Write the material out again exactly as it stands.

Data >>
★ ★ ★ ★ ★
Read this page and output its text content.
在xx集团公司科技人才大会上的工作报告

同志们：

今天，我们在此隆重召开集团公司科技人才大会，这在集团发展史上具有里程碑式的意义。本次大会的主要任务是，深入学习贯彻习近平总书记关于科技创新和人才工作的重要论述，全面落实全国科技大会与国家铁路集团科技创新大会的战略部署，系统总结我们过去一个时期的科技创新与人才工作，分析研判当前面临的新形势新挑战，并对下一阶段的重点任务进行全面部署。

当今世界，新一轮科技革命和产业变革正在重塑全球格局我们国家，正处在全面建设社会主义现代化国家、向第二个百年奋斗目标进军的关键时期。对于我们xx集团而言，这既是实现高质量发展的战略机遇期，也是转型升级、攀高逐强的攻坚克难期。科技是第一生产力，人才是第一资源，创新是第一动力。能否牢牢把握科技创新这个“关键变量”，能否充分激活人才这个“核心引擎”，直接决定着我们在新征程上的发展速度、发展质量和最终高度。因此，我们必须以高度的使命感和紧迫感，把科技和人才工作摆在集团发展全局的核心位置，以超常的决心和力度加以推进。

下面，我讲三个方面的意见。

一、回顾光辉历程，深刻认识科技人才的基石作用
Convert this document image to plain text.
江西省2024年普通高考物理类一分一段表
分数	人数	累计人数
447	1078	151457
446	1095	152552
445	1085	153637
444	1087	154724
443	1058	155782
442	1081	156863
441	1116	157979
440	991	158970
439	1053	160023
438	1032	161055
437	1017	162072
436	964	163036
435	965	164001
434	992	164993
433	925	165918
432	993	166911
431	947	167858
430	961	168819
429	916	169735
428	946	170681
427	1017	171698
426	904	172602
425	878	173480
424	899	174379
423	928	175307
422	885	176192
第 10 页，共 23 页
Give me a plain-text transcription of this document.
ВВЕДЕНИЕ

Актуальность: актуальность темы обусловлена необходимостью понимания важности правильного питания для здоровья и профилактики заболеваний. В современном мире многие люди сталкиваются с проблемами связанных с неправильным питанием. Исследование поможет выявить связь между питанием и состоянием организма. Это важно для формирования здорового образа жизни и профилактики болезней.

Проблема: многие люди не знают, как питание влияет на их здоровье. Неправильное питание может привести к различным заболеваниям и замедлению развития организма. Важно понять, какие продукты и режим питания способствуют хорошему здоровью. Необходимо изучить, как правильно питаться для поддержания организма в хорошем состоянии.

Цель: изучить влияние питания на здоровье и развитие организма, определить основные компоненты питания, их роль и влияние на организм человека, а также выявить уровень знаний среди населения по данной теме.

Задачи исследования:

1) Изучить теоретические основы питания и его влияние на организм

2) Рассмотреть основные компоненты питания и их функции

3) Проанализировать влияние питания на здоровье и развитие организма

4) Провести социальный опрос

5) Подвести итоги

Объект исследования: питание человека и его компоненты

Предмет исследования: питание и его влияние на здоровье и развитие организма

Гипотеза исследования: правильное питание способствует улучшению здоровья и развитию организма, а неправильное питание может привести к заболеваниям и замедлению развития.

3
★ ★ ★ ★ ★
Solution for this problem >>
Read this page and output its text content.
在xx集团公司科技人才大会上的工作报告

同志们：

今天，我们在此隆重召开集团公司科技人才大会，这在集团发展史上具有里程碑式的意义。本次大会的主要任务是，深入学习贯彻习近平总书记关于科技创新和人才工作的重要论述，全面落实全国科技大会与国家铁路集团科技创新大会的战略部署，系统总结我们过去一个时期的科技创新与人才工作，分析研判当前面临的新形势新挑战，并对下一阶段的重点任务进行全面部署。

当今世界，新一轮科技革命和产业变革正在重塑全球格局我们国家，正处在全面建设社会主义现代化国家、向第二个百年奋斗目标进军的关键时期。对于我们xx集团而言，这既是实现高质量发展的战略机遇期，也是转型升级、攀高逐强的攻坚克难期。科技是第一生产力，人才是第一资源，创新是第一动力。能否牢牢把握科技创新这个“关键变量”，能否充分激活人才这个“核心引擎”，直接决定着我们在新征程上的发展速度、发展质量和最终高度。因此，我们必须以高度的使命感和紧迫感，把科技和人才工作摆在集团发展全局的核心位置，以超常的决心和力度加以推进。

下面，我讲三个方面的意见。

一、回顾光辉历程，深刻认识科技人才的基石作用
Convert this document image to plain text.
江西省2024年普通高考物理类一分一段表
分数	人数	累计人数
447	1078	151457
446	1095	152552
445	1085	153637
444	1087	154724
443	1058	155782
442	1081	156863
441	1116	157979
440	991	158970
439	1053	160023
438	1032	161055
437	1017	162072
436	964	163036
435	965	164001
434	992	164993
433	925	165918
432	993	166911
431	947	167858
430	961	168819
429	916	169735
428	946	170681
427	1017	171698
426	904	172602
425	878	173480
424	899	174379
423	928	175307
422	885	176192
第 10 页，共 23 页
Give me a plain-text transcription of this document.
ВВЕДЕНИЕ

Актуальность: актуальность темы обусловлена необходимостью понимания важности правильного питания для здоровья и профилактики заболеваний. В современном мире многие люди сталкиваются с проблемами связанных с неправильным питанием. Исследование поможет выявить связь между питанием и состоянием организма. Это важно для формирования здорового образа жизни и профилактики болезней.

Проблема: многие люди не знают, как питание влияет на их здоровье. Неправильное питание может привести к различным заболеваниям и замедлению развития организма. Важно понять, какие продукты и режим питания способствуют хорошему здоровью. Необходимо изучить, как правильно питаться для поддержания организма в хорошем состоянии.

Цель: изучить влияние питания на здоровье и развитие организма, определить основные компоненты питания, их роль и влияние на организм человека, а также выявить уровень знаний среди населения по данной теме.

Задачи исследования:

1) Изучить теоретические основы питания и его влияние на организм

2) Рассмотреть основные компоненты питания и их функции

3) Проанализировать влияние питания на здоровье и развитие организма

4) Провести социальный опрос

5) Подвести итоги

Объект исследования: питание человека и его компоненты

Предмет исследования: питание и его влияние на здоровье и развитие организма

Гипотеза исследования: правильное питание способствует улучшению здоровья и развитию организма, а неправильное питание может привести к заболеваниям и замедлению развития.

3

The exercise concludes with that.